**Problem:**
Write out each line in which the string "mismos" is present.

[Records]
********************
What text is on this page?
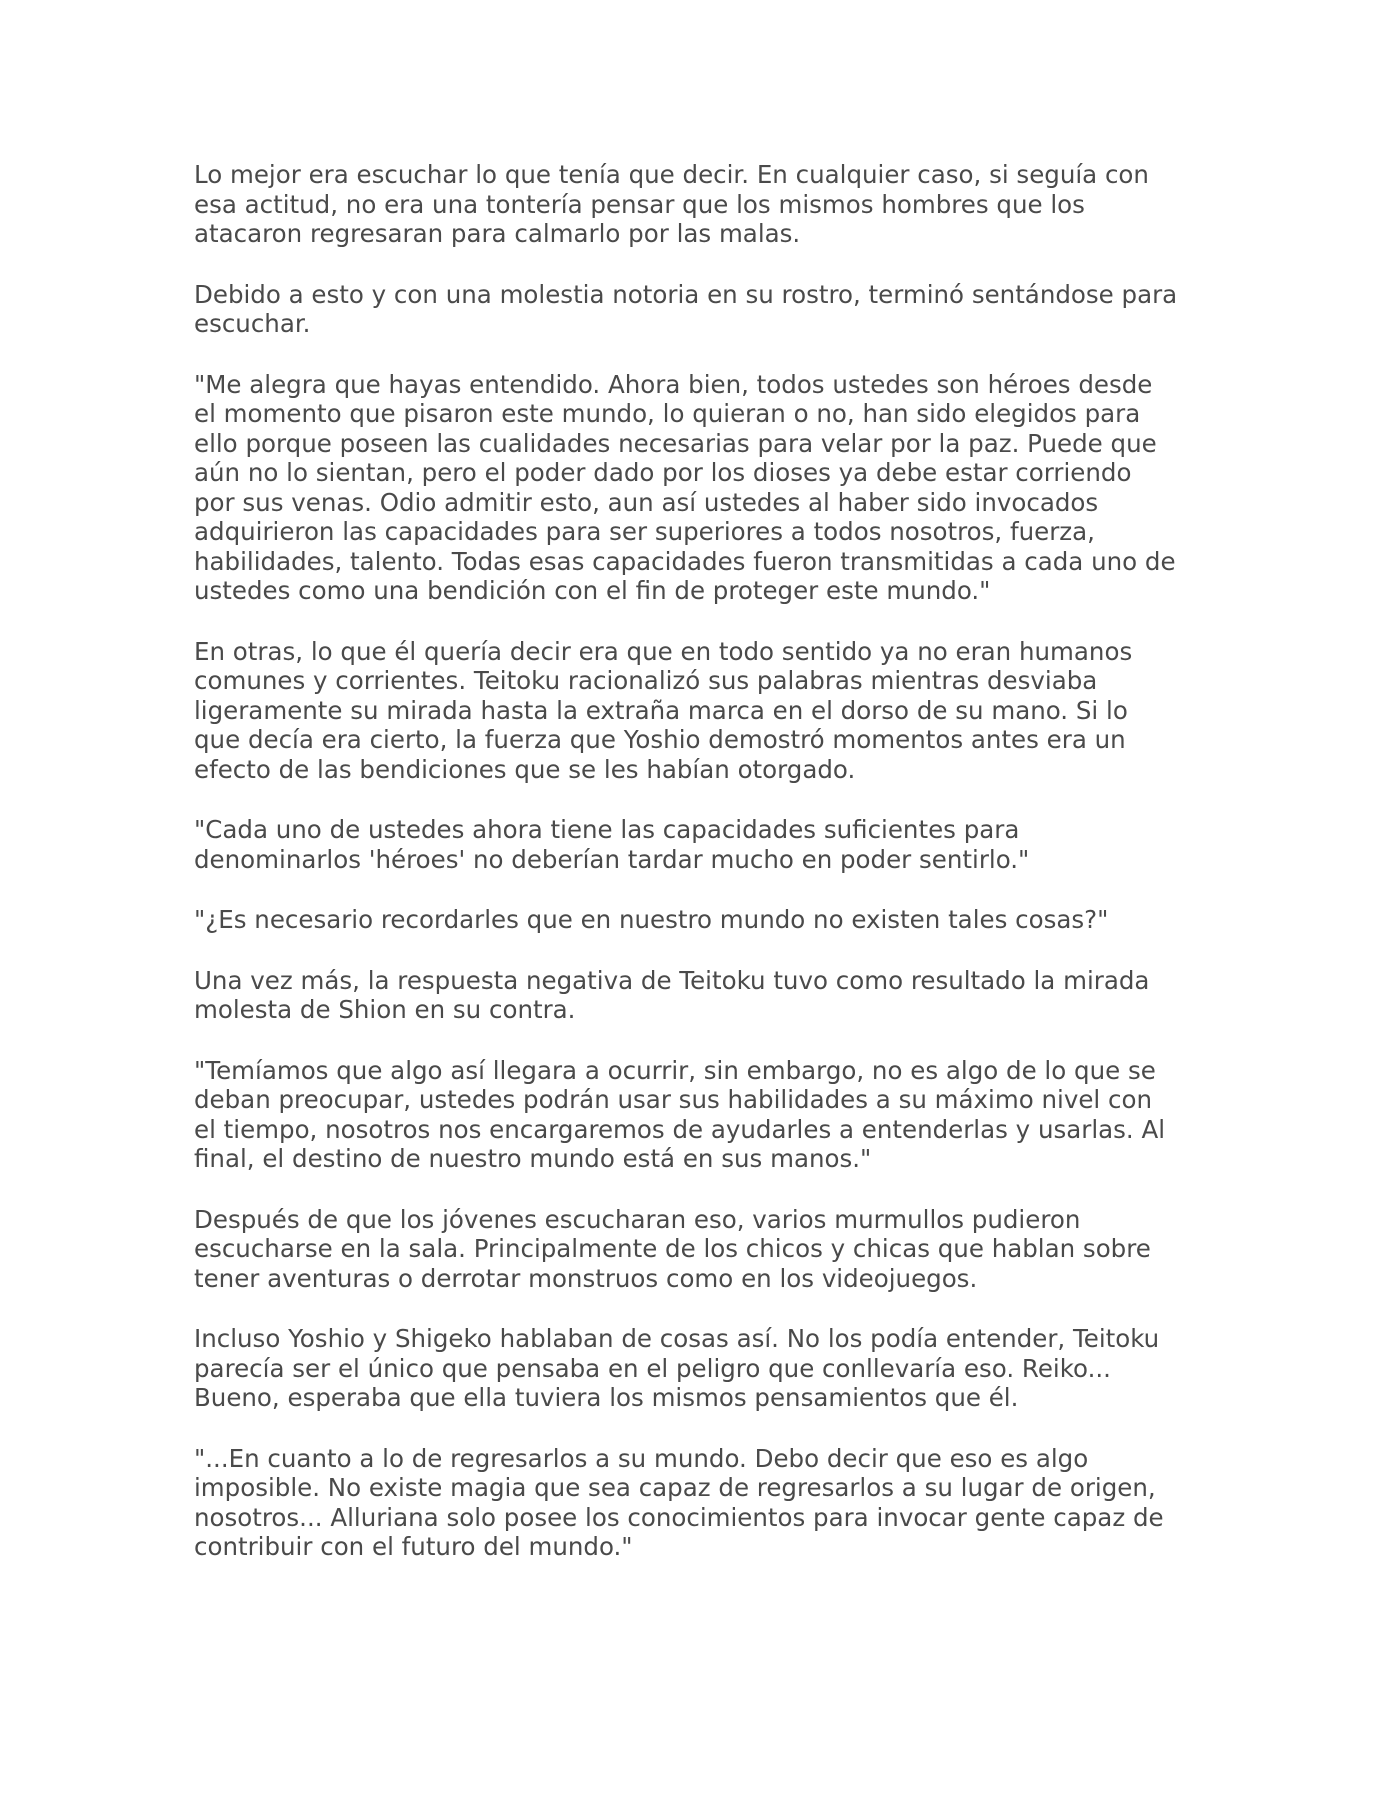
Lo mejor era escuchar lo que tenía que decir. En cualquier caso, si seguía con
esa actitud, no era una tontería pensar que los mismos hombres que los
atacaron regresaran para calmarlo por las malas.

Debido a esto y con una molestia notoria en su rostro, terminó sentándose para
escuchar.

"Me alegra que hayas entendido. Ahora bien, todos ustedes son héroes desde
el momento que pisaron este mundo, lo quieran o no, han sido elegidos para
ello porque poseen las cualidades necesarias para velar por la paz. Puede que
aún no lo sientan, pero el poder dado por los dioses ya debe estar corriendo
por sus venas. Odio admitir esto, aun así ustedes al haber sido invocados
adquirieron las capacidades para ser superiores a todos nosotros, fuerza,
habilidades, talento. Todas esas capacidades fueron transmitidas a cada uno de
ustedes como una bendición con el fin de proteger este mundo."

En otras, lo que él quería decir era que en todo sentido ya no eran humanos
comunes y corrientes. Teitoku racionalizó sus palabras mientras desviaba
ligeramente su mirada hasta la extraña marca en el dorso de su mano. Si lo
que decía era cierto, la fuerza que Yoshio demostró momentos antes era un
efecto de las bendiciones que se les habían otorgado.

"Cada uno de ustedes ahora tiene las capacidades suficientes para
denominarlos 'héroes' no deberían tardar mucho en poder sentirlo."

"¿Es necesario recordarles que en nuestro mundo no existen tales cosas?"

Una vez más, la respuesta negativa de Teitoku tuvo como resultado la mirada
molesta de Shion en su contra.

"Temíamos que algo así llegara a ocurrir, sin embargo, no es algo de lo que se
deban preocupar, ustedes podrán usar sus habilidades a su máximo nivel con
el tiempo, nosotros nos encargaremos de ayudarles a entenderlas y usarlas. Al
final, el destino de nuestro mundo está en sus manos."

Después de que los jóvenes escucharan eso, varios murmullos pudieron
escucharse en la sala. Principalmente de los chicos y chicas que hablan sobre
tener aventuras o derrotar monstruos como en los videojuegos.

Incluso Yoshio y Shigeko hablaban de cosas así. No los podía entender, Teitoku
parecía ser el único que pensaba en el peligro que conllevaría eso. Reiko...
Bueno, esperaba que ella tuviera los mismos pensamientos que él.

"...En cuanto a lo de regresarlos a su mundo. Debo decir que eso es algo
imposible. No existe magia que sea capaz de regresarlos a su lugar de origen,
nosotros... Alluriana solo posee los conocimientos para invocar gente capaz de
contribuir con el futuro del mundo."
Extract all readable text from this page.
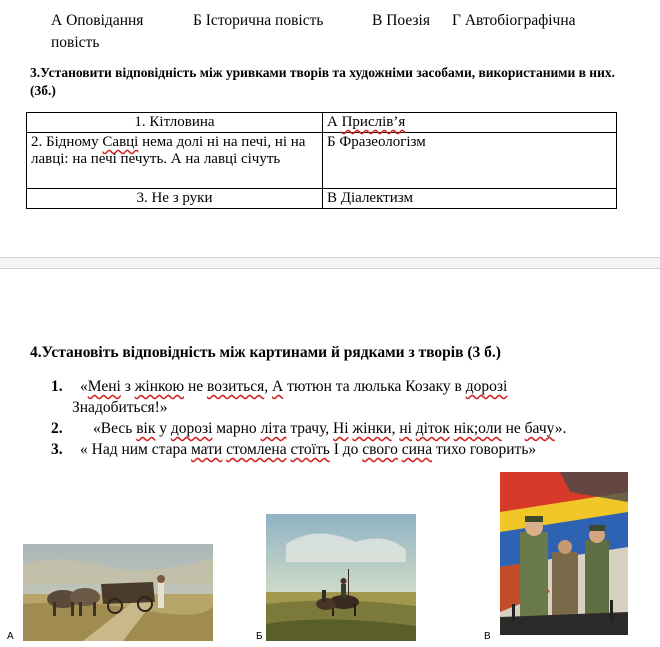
А Оповідання	Б Історична повість	В Поезія Г Автобіографічна
повість
3.Установити відповідність між уривками творів та художніми засобами, використаними в них. (3б.)
1. Кітловина	А Прислів’я
2. Бідному Савці нема долі ні на печі, ні на лавці: на печі печуть. А на лавці січуть	Б Фразеологізм
3. Не з руки	В Діалектизм
4.Установіть відповідність між картинами й рядками з творів (3 б.)
1. «Мені з жінкою не возиться, А тютюн та люлька Козаку в дорозі
Знадобиться!»
2. «Весь вік у дорозі марно літа трачу, Ні жінки, ні діток нік;оли не бачу».
3. « Над ним стара мати стомлена стоїть І до свого сина тихо говорить»
А	Б	В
********************
**Task result:**
esa actitud, no era una tontería pensar que los mismos hombres que los
Bueno, esperaba que ella tuviera los mismos pensamientos que él.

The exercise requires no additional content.